PROBLEM: In the listing below, locate the lines that hold the string "content". Copy those lines.

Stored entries

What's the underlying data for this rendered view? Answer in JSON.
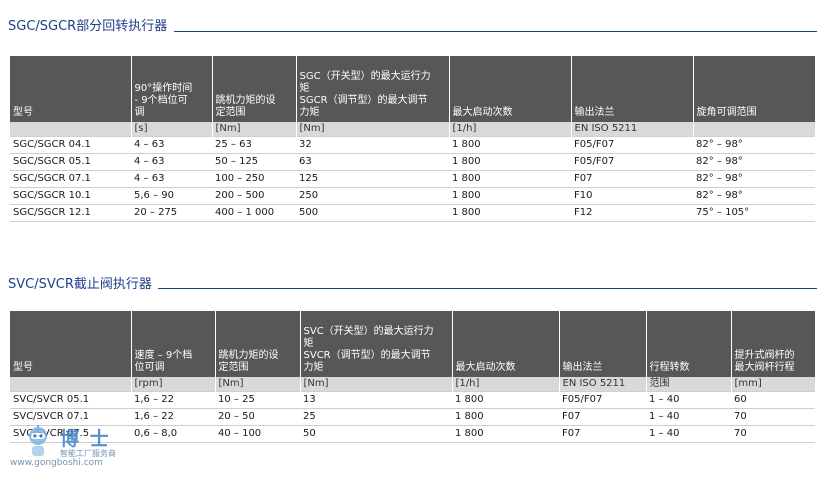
{
  "sgc": {
    "title": "SGC/SGCR部分回转执行器",
    "headers": [
      "型号",
      "90°操作时间\n- 9个档位可\n调",
      "跳机力矩的设\n定范围",
      "SGC（开关型）的最大运行力\n矩\nSGCR（调节型）的最大调节\n力矩",
      "最大启动次数",
      "输出法兰",
      "旋角可调范围"
    ],
    "units": [
      "",
      "[s]",
      "[Nm]",
      "[Nm]",
      "[1/h]",
      "EN  ISO  5211",
      ""
    ],
    "rows": [
      [
        "SGC/SGCR 04.1",
        "4 – 63",
        "25 – 63",
        "32",
        "1 800",
        "F05/F07",
        "82°  –  98°"
      ],
      [
        "SGC/SGCR 05.1",
        "4 – 63",
        "50 – 125",
        "63",
        "1 800",
        "F05/F07",
        "82°  –  98°"
      ],
      [
        "SGC/SGCR 07.1",
        "4 – 63",
        "100 – 250",
        "125",
        "1 800",
        "F07",
        "82°  –  98°"
      ],
      [
        "SGC/SGCR 10.1",
        "5,6 – 90",
        "200 – 500",
        "250",
        "1 800",
        "F10",
        "82°  –  98°"
      ],
      [
        "SGC/SGCR 12.1",
        "20 – 275",
        "400 – 1 000",
        "500",
        "1 800",
        "F12",
        "75°  –  105°"
      ]
    ]
  },
  "svc": {
    "title": "SVC/SVCR截止阀执行器",
    "headers": [
      "型号",
      "速度  –  9个档\n位可调",
      "跳机力矩的设\n定范围",
      "SVC（开关型）的最大运行力\n矩\nSVCR（调节型）的最大调节\n力矩",
      "最大启动次数",
      "输出法兰",
      "行程转数",
      "提升式阀杆的\n最大阀杆行程"
    ],
    "units": [
      "",
      "[rpm]",
      "[Nm]",
      "[Nm]",
      "[1/h]",
      "EN  ISO  5211",
      "范围",
      "[mm]"
    ],
    "rows": [
      [
        "SVC/SVCR 05.1",
        "1,6 – 22",
        "10 – 25",
        "13",
        "1 800",
        "F05/F07",
        "1 – 40",
        "60"
      ],
      [
        "SVC/SVCR 07.1",
        "1,6 – 22",
        "20 – 50",
        "25",
        "1 800",
        "F07",
        "1 – 40",
        "70"
      ],
      [
        "SVC/SVCR 07.5",
        "0,6 – 8,0",
        "40 – 100",
        "50",
        "1 800",
        "F07",
        "1 – 40",
        "70"
      ]
    ]
  },
  "watermark": {
    "brand": "博 士",
    "subtitle": "智能工厂服务商",
    "url": "www.gongboshi.com"
  }
}
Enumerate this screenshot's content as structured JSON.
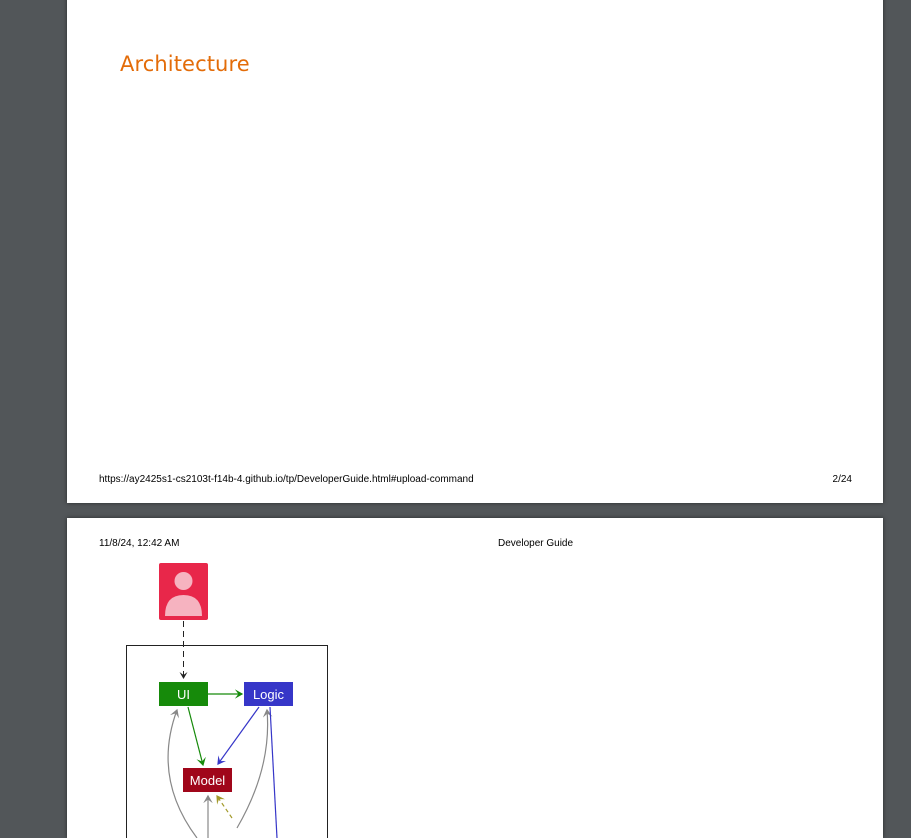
{
  "viewer": {
    "background": "#525659"
  },
  "page1": {
    "heading": "Architecture",
    "heading_color": "#e36c09",
    "footer_url": "https://ay2425s1-cs2103t-f14b-4.github.io/tp/DeveloperGuide.html#upload-command",
    "footer_page": "2/24"
  },
  "page2": {
    "header_date": "11/8/24, 12:42 AM",
    "header_title": "Developer Guide",
    "diagram": {
      "components": [
        {
          "label": "UI",
          "color": "#168a0a"
        },
        {
          "label": "Logic",
          "color": "#3636c8"
        },
        {
          "label": "Model",
          "color": "#a0061a"
        }
      ],
      "user_icon": "user-icon",
      "user_color": "#e8274a"
    }
  }
}
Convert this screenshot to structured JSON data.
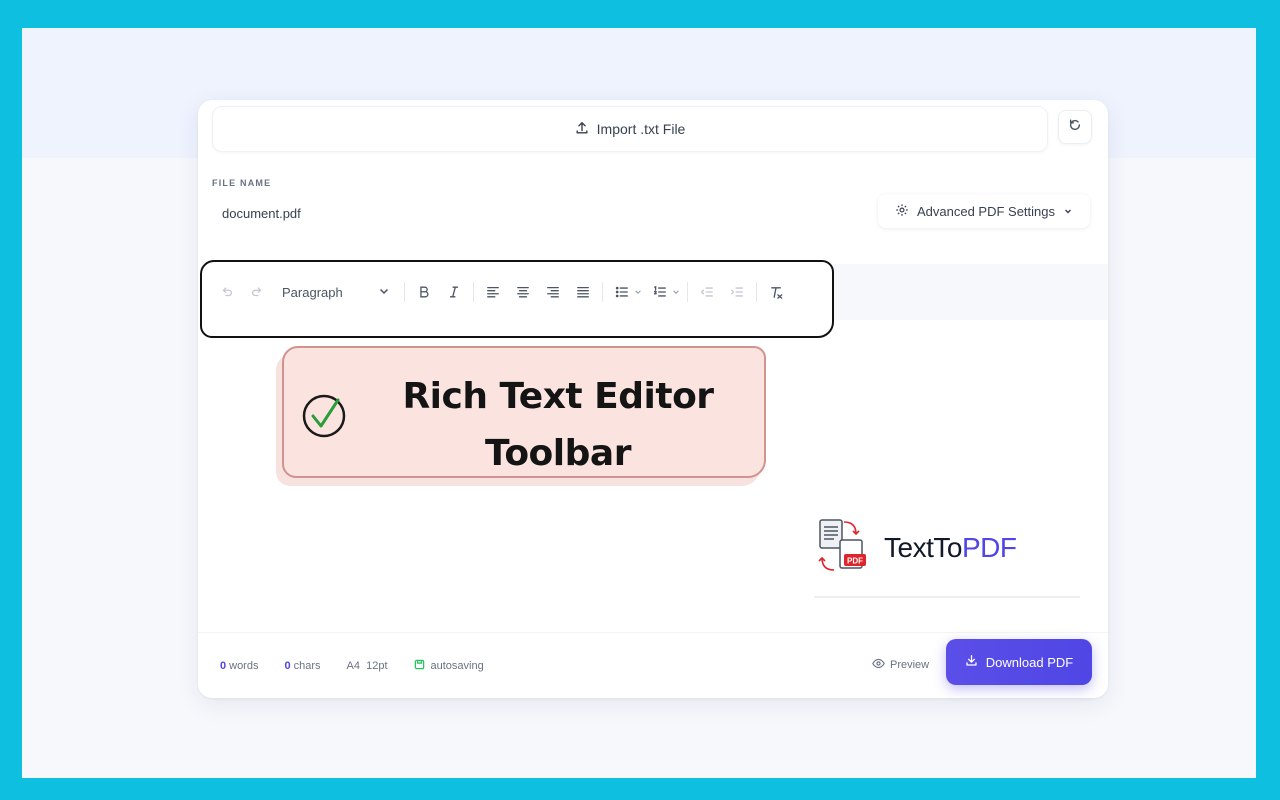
{
  "import": {
    "label": "Import .txt File"
  },
  "file": {
    "label": "FILE NAME",
    "value": "document.pdf",
    "placeholder": "document.pdf"
  },
  "advanced": {
    "label": "Advanced PDF Settings"
  },
  "toolbar": {
    "paragraph_label": "Paragraph"
  },
  "callout": {
    "line1": "Rich Text Editor",
    "line2": "Toolbar"
  },
  "brand": {
    "name_part1": "TextTo",
    "name_part2": "PDF",
    "badge": "PDF"
  },
  "footer": {
    "words_count": "0",
    "words_label": "words",
    "chars_count": "0",
    "chars_label": "chars",
    "page_size": "A4",
    "font_size": "12pt",
    "autosave": "autosaving",
    "preview_label": "Preview",
    "download_label": "Download PDF"
  },
  "colors": {
    "accent": "#4f46e5",
    "frame": "#0fbfe0",
    "callout_bg": "#fbe3df",
    "callout_border": "#d2938f"
  }
}
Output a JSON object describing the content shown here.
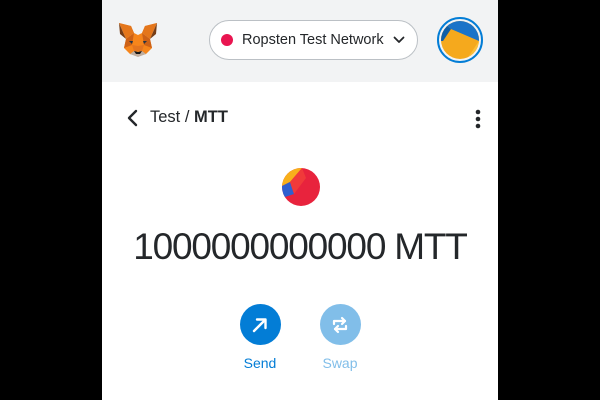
{
  "header": {
    "network": {
      "label": "Ropsten Test Network",
      "dot_color": "#e91550"
    },
    "logo_icon": "metamask-fox-icon",
    "account_icon": "account-identicon"
  },
  "asset_nav": {
    "account_name": "Test",
    "separator": " / ",
    "token_symbol": "MTT",
    "back_icon": "chevron-left-icon",
    "menu_icon": "kebab-menu-icon"
  },
  "asset": {
    "icon": "token-identicon",
    "balance": "1000000000000 MTT"
  },
  "actions": {
    "send": {
      "label": "Send",
      "icon": "arrow-up-right-icon",
      "enabled": true
    },
    "swap": {
      "label": "Swap",
      "icon": "swap-arrows-icon",
      "enabled": false
    }
  },
  "colors": {
    "primary": "#037dd6",
    "primary_disabled": "#81bee9",
    "header_bg": "#f2f3f4",
    "text": "#24272a"
  }
}
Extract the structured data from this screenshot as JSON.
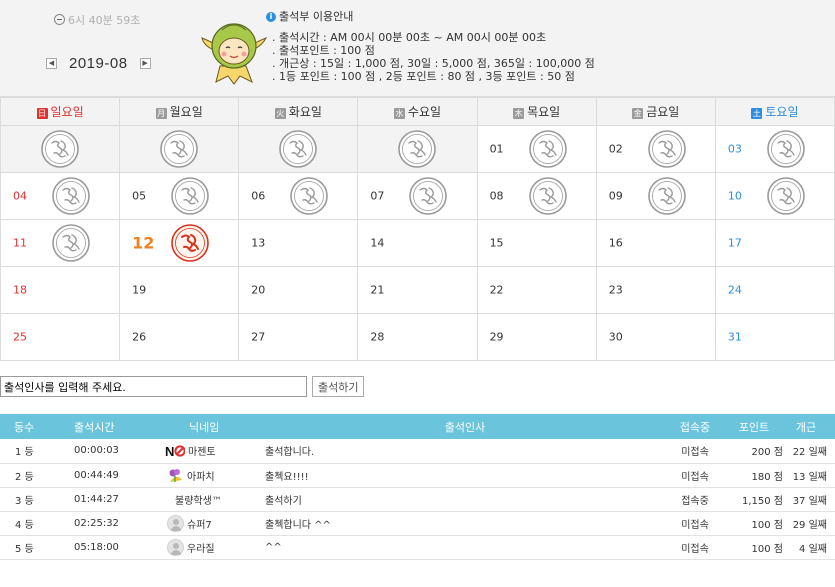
{
  "header": {
    "timer": "6시 40분 59초",
    "month": "2019-08",
    "prev_icon": "chevron-left-icon",
    "next_icon": "chevron-right-icon",
    "info_title": "출석부 이용안내",
    "info_lines": [
      ". 출석시간 : AM 00시 00분 00초 ~ AM 00시 00분 00초",
      ". 출석포인트 : 100 점",
      ". 개근상 : 15일 : 1,000 점,    30일 : 5,000 점,   365일 : 100,000 점",
      ". 1등 포인트 : 100 점   , 2등 포인트 : 80 점   , 3등 포인트 : 50 점"
    ]
  },
  "calendar": {
    "weekdays": [
      {
        "badge": "日",
        "label": "일요일",
        "type": "sun"
      },
      {
        "badge": "月",
        "label": "월요일",
        "type": "wk"
      },
      {
        "badge": "火",
        "label": "화요일",
        "type": "wk"
      },
      {
        "badge": "水",
        "label": "수요일",
        "type": "wk"
      },
      {
        "badge": "木",
        "label": "목요일",
        "type": "wk"
      },
      {
        "badge": "金",
        "label": "금요일",
        "type": "wk"
      },
      {
        "badge": "土",
        "label": "토요일",
        "type": "sat"
      }
    ],
    "weeks": [
      [
        {
          "day": "",
          "stamp": "gray"
        },
        {
          "day": "",
          "stamp": "gray"
        },
        {
          "day": "",
          "stamp": "gray"
        },
        {
          "day": "",
          "stamp": "gray"
        },
        {
          "day": "01",
          "stamp": "gray"
        },
        {
          "day": "02",
          "stamp": "gray"
        },
        {
          "day": "03",
          "stamp": "gray"
        }
      ],
      [
        {
          "day": "04",
          "stamp": "gray"
        },
        {
          "day": "05",
          "stamp": "gray"
        },
        {
          "day": "06",
          "stamp": "gray"
        },
        {
          "day": "07",
          "stamp": "gray"
        },
        {
          "day": "08",
          "stamp": "gray"
        },
        {
          "day": "09",
          "stamp": "gray"
        },
        {
          "day": "10",
          "stamp": "gray"
        }
      ],
      [
        {
          "day": "11",
          "stamp": "gray"
        },
        {
          "day": "12",
          "stamp": "red",
          "today": true
        },
        {
          "day": "13",
          "stamp": ""
        },
        {
          "day": "14",
          "stamp": ""
        },
        {
          "day": "15",
          "stamp": ""
        },
        {
          "day": "16",
          "stamp": ""
        },
        {
          "day": "17",
          "stamp": ""
        }
      ],
      [
        {
          "day": "18",
          "stamp": ""
        },
        {
          "day": "19",
          "stamp": ""
        },
        {
          "day": "20",
          "stamp": ""
        },
        {
          "day": "21",
          "stamp": ""
        },
        {
          "day": "22",
          "stamp": ""
        },
        {
          "day": "23",
          "stamp": ""
        },
        {
          "day": "24",
          "stamp": ""
        }
      ],
      [
        {
          "day": "25",
          "stamp": ""
        },
        {
          "day": "26",
          "stamp": ""
        },
        {
          "day": "27",
          "stamp": ""
        },
        {
          "day": "28",
          "stamp": ""
        },
        {
          "day": "29",
          "stamp": ""
        },
        {
          "day": "30",
          "stamp": ""
        },
        {
          "day": "31",
          "stamp": ""
        }
      ]
    ]
  },
  "greeting": {
    "input_value": "출석인사를 입력해 주세요.",
    "submit_label": "출석하기"
  },
  "ranking": {
    "headers": [
      "등수",
      "출석시간",
      "닉네임",
      "출석인사",
      "접속중",
      "포인트",
      "개근"
    ],
    "rows": [
      {
        "rank": "1 등",
        "time": "00:00:03",
        "icon": "no-badge-icon",
        "nick": "마젠토",
        "msg": "출석합니다.",
        "status": "미접속",
        "points": "200 점",
        "days": "22 일째"
      },
      {
        "rank": "2 등",
        "time": "00:44:49",
        "icon": "flower-icon",
        "nick": "아파치",
        "msg": "출첵요!!!!",
        "status": "미접속",
        "points": "180 점",
        "days": "13 일째"
      },
      {
        "rank": "3 등",
        "time": "01:44:27",
        "icon": "",
        "nick": "불량학생™",
        "msg": "출석하기",
        "status": "접속중",
        "points": "1,150 점",
        "days": "37 일째"
      },
      {
        "rank": "4 등",
        "time": "02:25:32",
        "icon": "avatar-icon",
        "nick": "슈퍼7",
        "msg": "출첵합니다 ^^",
        "status": "미접속",
        "points": "100 점",
        "days": "29 일째"
      },
      {
        "rank": "5 등",
        "time": "05:18:00",
        "icon": "avatar-icon",
        "nick": "우라질",
        "msg": "^^",
        "status": "미접속",
        "points": "100 점",
        "days": "4 일째"
      }
    ]
  },
  "colors": {
    "sunday": "#e0302f",
    "saturday": "#2d8ee0",
    "today": "#f08020",
    "table_header": "#6ac4dc",
    "stamp_gray": "#9a9a9a",
    "stamp_red": "#d8341f"
  }
}
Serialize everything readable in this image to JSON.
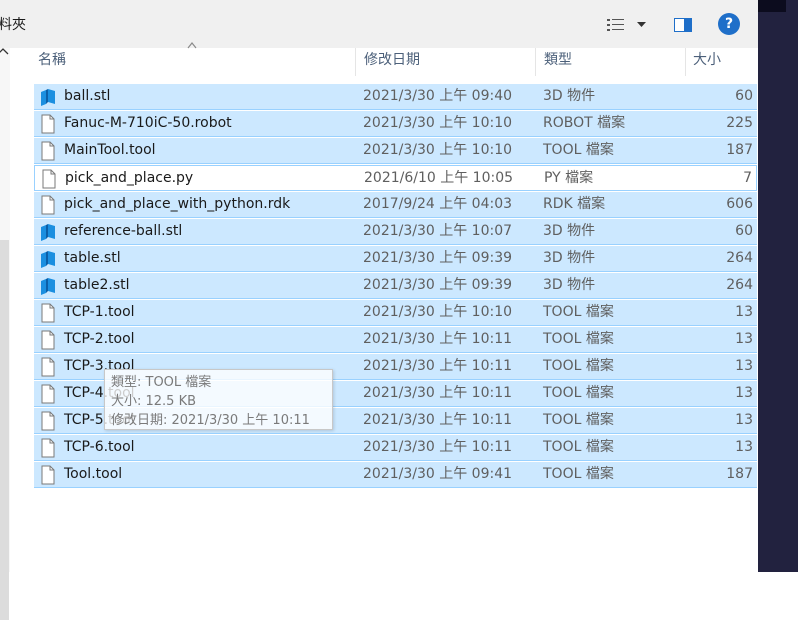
{
  "toolbar": {
    "folder_crumb": "料夾",
    "view_icon": "details-view-icon",
    "dropdown_icon": "dropdown-arrow-icon",
    "preview_icon": "preview-pane-icon",
    "help_label": "?"
  },
  "columns": {
    "name": "名稱",
    "date": "修改日期",
    "type": "類型",
    "size": "大小"
  },
  "files": [
    {
      "name": "ball.stl",
      "date": "2021/3/30 上午 09:40",
      "type": "3D 物件",
      "size": "60",
      "icon": "3d-object-icon",
      "selected": true
    },
    {
      "name": "Fanuc-M-710iC-50.robot",
      "date": "2021/3/30 上午 10:10",
      "type": "ROBOT 檔案",
      "size": "225",
      "icon": "file-icon",
      "selected": true
    },
    {
      "name": "MainTool.tool",
      "date": "2021/3/30 上午 10:10",
      "type": "TOOL 檔案",
      "size": "187",
      "icon": "file-icon",
      "selected": true
    },
    {
      "name": "pick_and_place.py",
      "date": "2021/6/10 上午 10:05",
      "type": "PY 檔案",
      "size": "7",
      "icon": "file-icon",
      "selected": false
    },
    {
      "name": "pick_and_place_with_python.rdk",
      "date": "2017/9/24 上午 04:03",
      "type": "RDK 檔案",
      "size": "606",
      "icon": "file-icon",
      "selected": true
    },
    {
      "name": "reference-ball.stl",
      "date": "2021/3/30 上午 10:07",
      "type": "3D 物件",
      "size": "60",
      "icon": "3d-object-icon",
      "selected": true
    },
    {
      "name": "table.stl",
      "date": "2021/3/30 上午 09:39",
      "type": "3D 物件",
      "size": "264",
      "icon": "3d-object-icon",
      "selected": true
    },
    {
      "name": "table2.stl",
      "date": "2021/3/30 上午 09:39",
      "type": "3D 物件",
      "size": "264",
      "icon": "3d-object-icon",
      "selected": true
    },
    {
      "name": "TCP-1.tool",
      "date": "2021/3/30 上午 10:10",
      "type": "TOOL 檔案",
      "size": "13",
      "icon": "file-icon",
      "selected": true
    },
    {
      "name": "TCP-2.tool",
      "date": "2021/3/30 上午 10:11",
      "type": "TOOL 檔案",
      "size": "13",
      "icon": "file-icon",
      "selected": true
    },
    {
      "name": "TCP-3.tool",
      "date": "2021/3/30 上午 10:11",
      "type": "TOOL 檔案",
      "size": "13",
      "icon": "file-icon",
      "selected": true
    },
    {
      "name": "TCP-4.tool",
      "date": "2021/3/30 上午 10:11",
      "type": "TOOL 檔案",
      "size": "13",
      "icon": "file-icon",
      "selected": true
    },
    {
      "name": "TCP-5.tool",
      "date": "2021/3/30 上午 10:11",
      "type": "TOOL 檔案",
      "size": "13",
      "icon": "file-icon",
      "selected": true
    },
    {
      "name": "TCP-6.tool",
      "date": "2021/3/30 上午 10:11",
      "type": "TOOL 檔案",
      "size": "13",
      "icon": "file-icon",
      "selected": true
    },
    {
      "name": "Tool.tool",
      "date": "2021/3/30 上午 09:41",
      "type": "TOOL 檔案",
      "size": "187",
      "icon": "file-icon",
      "selected": true
    }
  ],
  "tooltip": {
    "type_line": "類型: TOOL 檔案",
    "size_line": "大小: 12.5 KB",
    "date_line": "修改日期: 2021/3/30 上午 10:11"
  },
  "colors": {
    "selection_fill": "#cce8ff",
    "selection_border": "#99d1ff",
    "help_blue": "#1f6fc9",
    "header_text": "#4c607a"
  }
}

COMPLETED EXERCISE:
Enumerate this screenshot's content as structured JSON.
Output a JSON object describing the content shown here.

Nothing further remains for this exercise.